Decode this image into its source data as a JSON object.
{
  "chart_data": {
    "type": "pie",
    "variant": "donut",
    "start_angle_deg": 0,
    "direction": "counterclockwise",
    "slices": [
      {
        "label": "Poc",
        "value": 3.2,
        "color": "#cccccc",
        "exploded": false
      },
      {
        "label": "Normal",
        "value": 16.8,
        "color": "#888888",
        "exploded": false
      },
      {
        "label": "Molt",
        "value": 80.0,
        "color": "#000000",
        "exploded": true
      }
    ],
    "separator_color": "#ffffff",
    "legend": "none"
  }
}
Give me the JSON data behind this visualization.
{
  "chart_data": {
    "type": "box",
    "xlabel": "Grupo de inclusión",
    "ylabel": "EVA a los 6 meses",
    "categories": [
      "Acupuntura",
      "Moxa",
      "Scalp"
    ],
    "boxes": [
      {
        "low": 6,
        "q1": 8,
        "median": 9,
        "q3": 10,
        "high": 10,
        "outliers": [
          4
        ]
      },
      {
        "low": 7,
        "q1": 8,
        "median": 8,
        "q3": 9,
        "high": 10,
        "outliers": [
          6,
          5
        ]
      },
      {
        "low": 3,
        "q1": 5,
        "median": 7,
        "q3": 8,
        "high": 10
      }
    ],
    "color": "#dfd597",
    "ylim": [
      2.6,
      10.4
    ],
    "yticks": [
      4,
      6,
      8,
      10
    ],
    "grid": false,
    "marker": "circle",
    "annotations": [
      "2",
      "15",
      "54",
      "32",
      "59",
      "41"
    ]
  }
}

◆ ◆ ◆

* DIRECTIVE *
Reproduce every line above without error.

* COMPLETED EXERCISE *
Decode this image into its source data as a JSON object.
{
  "chart_data": {
    "type": "pie",
    "variant": "donut",
    "start_angle_deg": 0,
    "direction": "counterclockwise",
    "slices": [
      {
        "label": "Poc",
        "value": 3.2,
        "color": "#cccccc",
        "exploded": false
      },
      {
        "label": "Normal",
        "value": 16.8,
        "color": "#888888",
        "exploded": false
      },
      {
        "label": "Molt",
        "value": 80.0,
        "color": "#000000",
        "exploded": true
      }
    ],
    "separator_color": "#ffffff",
    "legend": "none"
  }
}
Give me the JSON data behind this visualization.
{
  "chart_data": {
    "type": "box",
    "xlabel": "Grupo de inclusión",
    "ylabel": "EVA a los 6 meses",
    "categories": [
      "Acupuntura",
      "Moxa",
      "Scalp"
    ],
    "boxes": [
      {
        "low": 6,
        "q1": 8,
        "median": 9,
        "q3": 10,
        "high": 10,
        "outliers": [
          4
        ]
      },
      {
        "low": 7,
        "q1": 8,
        "median": 8,
        "q3": 9,
        "high": 10,
        "outliers": [
          6,
          5
        ]
      },
      {
        "low": 3,
        "q1": 5,
        "median": 7,
        "q3": 8,
        "high": 10
      }
    ],
    "color": "#dfd597",
    "ylim": [
      2.6,
      10.4
    ],
    "yticks": [
      4,
      6,
      8,
      10
    ],
    "grid": false,
    "marker": "circle",
    "annotations": [
      "2",
      "15",
      "54",
      "32",
      "59",
      "41"
    ]
  }
}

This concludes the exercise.